-------- Input material --------

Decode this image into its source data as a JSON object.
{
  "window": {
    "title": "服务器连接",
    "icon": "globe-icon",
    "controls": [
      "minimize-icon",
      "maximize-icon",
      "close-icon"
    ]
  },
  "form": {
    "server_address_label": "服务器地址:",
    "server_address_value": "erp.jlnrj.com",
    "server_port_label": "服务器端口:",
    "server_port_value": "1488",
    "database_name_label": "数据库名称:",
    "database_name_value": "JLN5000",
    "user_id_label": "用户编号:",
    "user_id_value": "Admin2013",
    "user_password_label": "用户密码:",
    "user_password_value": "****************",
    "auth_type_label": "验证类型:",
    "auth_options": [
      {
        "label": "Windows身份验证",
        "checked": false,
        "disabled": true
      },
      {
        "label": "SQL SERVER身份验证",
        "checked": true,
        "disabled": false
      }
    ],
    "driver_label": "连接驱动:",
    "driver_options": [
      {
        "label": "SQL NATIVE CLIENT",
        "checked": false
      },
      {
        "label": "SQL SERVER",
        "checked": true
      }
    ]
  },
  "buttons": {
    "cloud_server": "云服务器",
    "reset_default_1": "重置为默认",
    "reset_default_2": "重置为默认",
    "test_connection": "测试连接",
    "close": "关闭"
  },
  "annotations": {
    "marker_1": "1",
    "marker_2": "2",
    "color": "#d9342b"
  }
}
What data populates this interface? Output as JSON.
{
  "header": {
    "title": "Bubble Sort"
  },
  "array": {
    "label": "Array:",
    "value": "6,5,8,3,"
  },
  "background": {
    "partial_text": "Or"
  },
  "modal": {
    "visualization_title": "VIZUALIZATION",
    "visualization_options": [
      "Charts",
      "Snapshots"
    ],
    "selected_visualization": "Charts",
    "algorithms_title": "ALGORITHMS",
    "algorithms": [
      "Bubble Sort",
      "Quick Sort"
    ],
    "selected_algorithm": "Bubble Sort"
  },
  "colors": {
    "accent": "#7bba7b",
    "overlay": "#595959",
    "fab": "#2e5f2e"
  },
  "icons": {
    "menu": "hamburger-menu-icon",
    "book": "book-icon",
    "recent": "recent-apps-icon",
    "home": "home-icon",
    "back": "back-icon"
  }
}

--------

__Short task__
Type out the entries again, word for word.

__Response below__
Decode this image into its source data as a JSON object.
{
  "window": {
    "title": "服务器连接",
    "icon": "globe-icon",
    "controls": [
      "minimize-icon",
      "maximize-icon",
      "close-icon"
    ]
  },
  "form": {
    "server_address_label": "服务器地址:",
    "server_address_value": "erp.jlnrj.com",
    "server_port_label": "服务器端口:",
    "server_port_value": "1488",
    "database_name_label": "数据库名称:",
    "database_name_value": "JLN5000",
    "user_id_label": "用户编号:",
    "user_id_value": "Admin2013",
    "user_password_label": "用户密码:",
    "user_password_value": "****************",
    "auth_type_label": "验证类型:",
    "auth_options": [
      {
        "label": "Windows身份验证",
        "checked": false,
        "disabled": true
      },
      {
        "label": "SQL SERVER身份验证",
        "checked": true,
        "disabled": false
      }
    ],
    "driver_label": "连接驱动:",
    "driver_options": [
      {
        "label": "SQL NATIVE CLIENT",
        "checked": false
      },
      {
        "label": "SQL SERVER",
        "checked": true
      }
    ]
  },
  "buttons": {
    "cloud_server": "云服务器",
    "reset_default_1": "重置为默认",
    "reset_default_2": "重置为默认",
    "test_connection": "测试连接",
    "close": "关闭"
  },
  "annotations": {
    "marker_1": "1",
    "marker_2": "2",
    "color": "#d9342b"
  }
}
What data populates this interface? Output as JSON.
{
  "header": {
    "title": "Bubble Sort"
  },
  "array": {
    "label": "Array:",
    "value": "6,5,8,3,"
  },
  "background": {
    "partial_text": "Or"
  },
  "modal": {
    "visualization_title": "VIZUALIZATION",
    "visualization_options": [
      "Charts",
      "Snapshots"
    ],
    "selected_visualization": "Charts",
    "algorithms_title": "ALGORITHMS",
    "algorithms": [
      "Bubble Sort",
      "Quick Sort"
    ],
    "selected_algorithm": "Bubble Sort"
  },
  "colors": {
    "accent": "#7bba7b",
    "overlay": "#595959",
    "fab": "#2e5f2e"
  },
  "icons": {
    "menu": "hamburger-menu-icon",
    "book": "book-icon",
    "recent": "recent-apps-icon",
    "home": "home-icon",
    "back": "back-icon"
  }
}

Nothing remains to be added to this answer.